> THE EXERCISE
Write out the material again word for word, dropping any images it holds.

Figure contents as structured data
☆ ☆ ☆ ☆

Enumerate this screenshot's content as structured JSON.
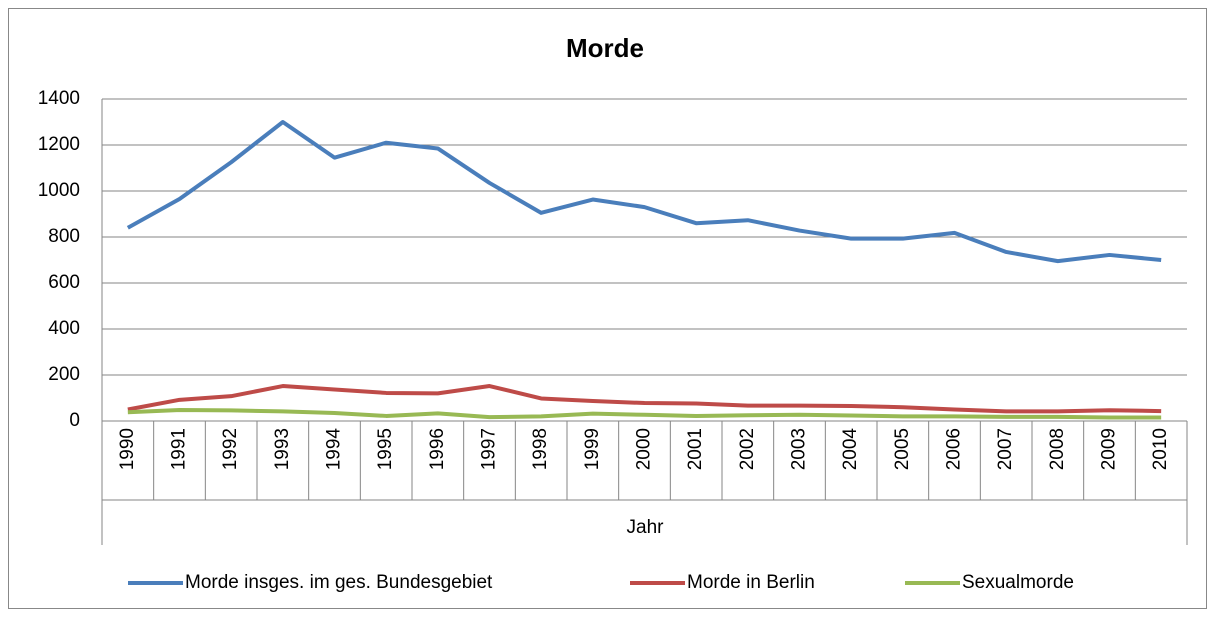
{
  "chart_data": {
    "type": "line",
    "title": "Morde",
    "x_label": "Jahr",
    "categories": [
      "1990",
      "1991",
      "1992",
      "1993",
      "1994",
      "1995",
      "1996",
      "1997",
      "1998",
      "1999",
      "2000",
      "2001",
      "2002",
      "2003",
      "2004",
      "2005",
      "2006",
      "2007",
      "2008",
      "2009",
      "2010"
    ],
    "series": [
      {
        "name": "Morde insges. im ges. Bundesgebiet",
        "color": "#4a7ebb",
        "values": [
          840,
          965,
          1125,
          1300,
          1145,
          1210,
          1185,
          1035,
          905,
          963,
          930,
          860,
          873,
          828,
          793,
          793,
          818,
          735,
          695,
          722,
          700
        ]
      },
      {
        "name": "Morde in Berlin",
        "color": "#be4b48",
        "values": [
          50,
          92,
          108,
          152,
          137,
          122,
          120,
          152,
          98,
          87,
          78,
          76,
          67,
          67,
          65,
          60,
          50,
          42,
          42,
          47,
          43
        ]
      },
      {
        "name": "Sexualmorde",
        "color": "#98b954",
        "values": [
          38,
          48,
          46,
          42,
          35,
          22,
          33,
          17,
          20,
          32,
          27,
          22,
          25,
          27,
          24,
          20,
          20,
          18,
          18,
          15,
          15
        ]
      }
    ],
    "ylim": [
      0,
      1400
    ],
    "yticks": [
      0,
      200,
      400,
      600,
      800,
      1000,
      1200,
      1400
    ],
    "grid": true,
    "legend": "bottom"
  }
}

☆ ☆ ☆ ☆

> RESPONSE TO THIS EXERCISE
Enumerate this screenshot's content as structured JSON.
{
  "chart_data": {
    "type": "line",
    "title": "Morde",
    "x_label": "Jahr",
    "categories": [
      "1990",
      "1991",
      "1992",
      "1993",
      "1994",
      "1995",
      "1996",
      "1997",
      "1998",
      "1999",
      "2000",
      "2001",
      "2002",
      "2003",
      "2004",
      "2005",
      "2006",
      "2007",
      "2008",
      "2009",
      "2010"
    ],
    "series": [
      {
        "name": "Morde insges. im ges. Bundesgebiet",
        "color": "#4a7ebb",
        "values": [
          840,
          965,
          1125,
          1300,
          1145,
          1210,
          1185,
          1035,
          905,
          963,
          930,
          860,
          873,
          828,
          793,
          793,
          818,
          735,
          695,
          722,
          700
        ]
      },
      {
        "name": "Morde in Berlin",
        "color": "#be4b48",
        "values": [
          50,
          92,
          108,
          152,
          137,
          122,
          120,
          152,
          98,
          87,
          78,
          76,
          67,
          67,
          65,
          60,
          50,
          42,
          42,
          47,
          43
        ]
      },
      {
        "name": "Sexualmorde",
        "color": "#98b954",
        "values": [
          38,
          48,
          46,
          42,
          35,
          22,
          33,
          17,
          20,
          32,
          27,
          22,
          25,
          27,
          24,
          20,
          20,
          18,
          18,
          15,
          15
        ]
      }
    ],
    "ylim": [
      0,
      1400
    ],
    "yticks": [
      0,
      200,
      400,
      600,
      800,
      1000,
      1200,
      1400
    ],
    "grid": true,
    "legend": "bottom"
  }
}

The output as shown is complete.